_Stored data:_
* begin *

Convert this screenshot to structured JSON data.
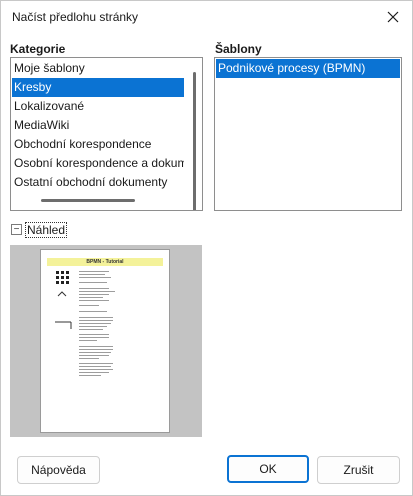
{
  "window": {
    "title": "Načíst předlohu stránky"
  },
  "categories": {
    "label": "Kategorie",
    "items": [
      {
        "label": "Moje šablony",
        "selected": false
      },
      {
        "label": "Kresby",
        "selected": true
      },
      {
        "label": "Lokalizované",
        "selected": false
      },
      {
        "label": "MediaWiki",
        "selected": false
      },
      {
        "label": "Obchodní korespondence",
        "selected": false
      },
      {
        "label": "Osobní korespondence a dokumenty",
        "selected": false
      },
      {
        "label": "Ostatní obchodní dokumenty",
        "selected": false
      }
    ]
  },
  "templates": {
    "label": "Šablony",
    "items": [
      {
        "label": "Podnikové procesy (BPMN)",
        "selected": true
      }
    ]
  },
  "preview": {
    "label": "Náhled",
    "toggle_symbol": "−",
    "expanded": true,
    "page_title": "BPMN - Tutorial"
  },
  "buttons": {
    "help": "Nápověda",
    "ok": "OK",
    "cancel": "Zrušit"
  },
  "colors": {
    "selection": "#0b73d3",
    "preview_bg": "#c3c3c3",
    "page_title_highlight": "#f4f29a"
  },
  "icons": {
    "close": "close-icon",
    "collapse": "minus-box-icon"
  }
}
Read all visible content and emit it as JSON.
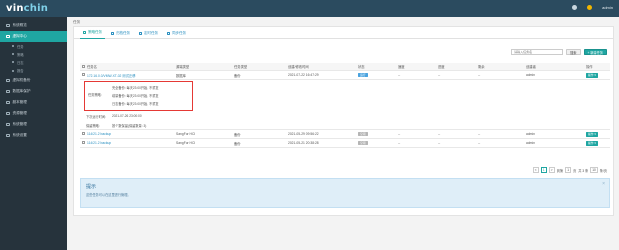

* end *

_Aim of the exercise:_
All lines that include "JSON" are to be gathered and copied.

_Answer below:_
Convert this screenshot to structured JSON data.
Read all visible content and emit it as JSON.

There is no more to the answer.